WHAT YOU WILL DO.
Each entry must be given again exactly; images do not belong in the copy.

DATA RECORDS.
::::::::::
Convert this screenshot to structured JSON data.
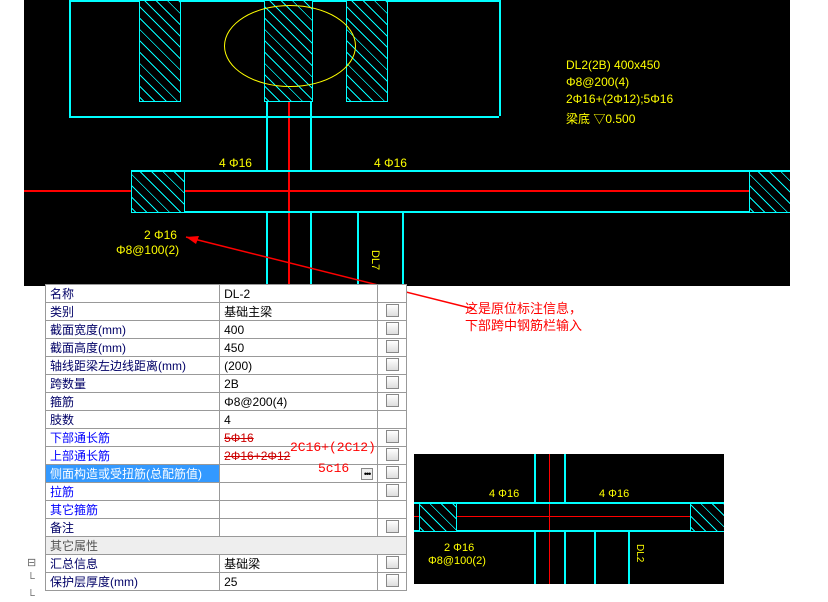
{
  "cad": {
    "ann1": "DL2(2B) 400x450",
    "ann2": "Φ8@200(4)",
    "ann3": "2Φ16+(2Φ12);5Φ16",
    "ann4": "梁底 ▽0.500",
    "top1": "4 Φ16",
    "top2": "4 Φ16",
    "bot1": "2 Φ16",
    "bot2": "Φ8@100(2)",
    "side": "DL7"
  },
  "note": {
    "l1": "这是原位标注信息，",
    "l2": "下部跨中钢筋栏输入"
  },
  "mini": {
    "t1": "4 Φ16",
    "t2": "4 Φ16",
    "b1": "2 Φ16",
    "b2": "Φ8@100(2)",
    "side": "DL2"
  },
  "prop": {
    "name": {
      "k": "名称",
      "v": "DL-2"
    },
    "cat": {
      "k": "类别",
      "v": "基础主梁"
    },
    "w": {
      "k": "截面宽度(mm)",
      "v": "400"
    },
    "h": {
      "k": "截面高度(mm)",
      "v": "450"
    },
    "off": {
      "k": "轴线距梁左边线距离(mm)",
      "v": "(200)"
    },
    "span": {
      "k": "跨数量",
      "v": "2B"
    },
    "stir": {
      "k": "箍筋",
      "v": "Φ8@200(4)"
    },
    "leg": {
      "k": "肢数",
      "v": "4"
    },
    "bot": {
      "k": "下部通长筋",
      "v": "5Φ16",
      "red": "2C16+(2C12)"
    },
    "top": {
      "k": "上部通长筋",
      "v": "2Φ16+2Φ12",
      "red": "5c16"
    },
    "side": {
      "k": "侧面构造或受扭筋(总配筋值)",
      "v": ""
    },
    "tie": {
      "k": "拉筋",
      "v": ""
    },
    "ostir": {
      "k": "其它箍筋",
      "v": ""
    },
    "memo": {
      "k": "备注",
      "v": ""
    },
    "grp": {
      "k": "其它属性"
    },
    "sum": {
      "k": "汇总信息",
      "v": "基础梁"
    },
    "cov": {
      "k": "保护层厚度(mm)",
      "v": "25"
    }
  }
}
::::::::::
WRITTEN ANSWER.
Convert this screenshot to structured JSON data.
{
  "cad": {
    "ann1": "DL2(2B) 400x450",
    "ann2": "Φ8@200(4)",
    "ann3": "2Φ16+(2Φ12);5Φ16",
    "ann4": "梁底 ▽0.500",
    "top1": "4 Φ16",
    "top2": "4 Φ16",
    "bot1": "2 Φ16",
    "bot2": "Φ8@100(2)",
    "side": "DL7"
  },
  "note": {
    "l1": "这是原位标注信息，",
    "l2": "下部跨中钢筋栏输入"
  },
  "mini": {
    "t1": "4 Φ16",
    "t2": "4 Φ16",
    "b1": "2 Φ16",
    "b2": "Φ8@100(2)",
    "side": "DL2"
  },
  "prop": {
    "name": {
      "k": "名称",
      "v": "DL-2"
    },
    "cat": {
      "k": "类别",
      "v": "基础主梁"
    },
    "w": {
      "k": "截面宽度(mm)",
      "v": "400"
    },
    "h": {
      "k": "截面高度(mm)",
      "v": "450"
    },
    "off": {
      "k": "轴线距梁左边线距离(mm)",
      "v": "(200)"
    },
    "span": {
      "k": "跨数量",
      "v": "2B"
    },
    "stir": {
      "k": "箍筋",
      "v": "Φ8@200(4)"
    },
    "leg": {
      "k": "肢数",
      "v": "4"
    },
    "bot": {
      "k": "下部通长筋",
      "v": "5Φ16",
      "red": "2C16+(2C12)"
    },
    "top": {
      "k": "上部通长筋",
      "v": "2Φ16+2Φ12",
      "red": "5c16"
    },
    "side": {
      "k": "侧面构造或受扭筋(总配筋值)",
      "v": ""
    },
    "tie": {
      "k": "拉筋",
      "v": ""
    },
    "ostir": {
      "k": "其它箍筋",
      "v": ""
    },
    "memo": {
      "k": "备注",
      "v": ""
    },
    "grp": {
      "k": "其它属性"
    },
    "sum": {
      "k": "汇总信息",
      "v": "基础梁"
    },
    "cov": {
      "k": "保护层厚度(mm)",
      "v": "25"
    }
  }
}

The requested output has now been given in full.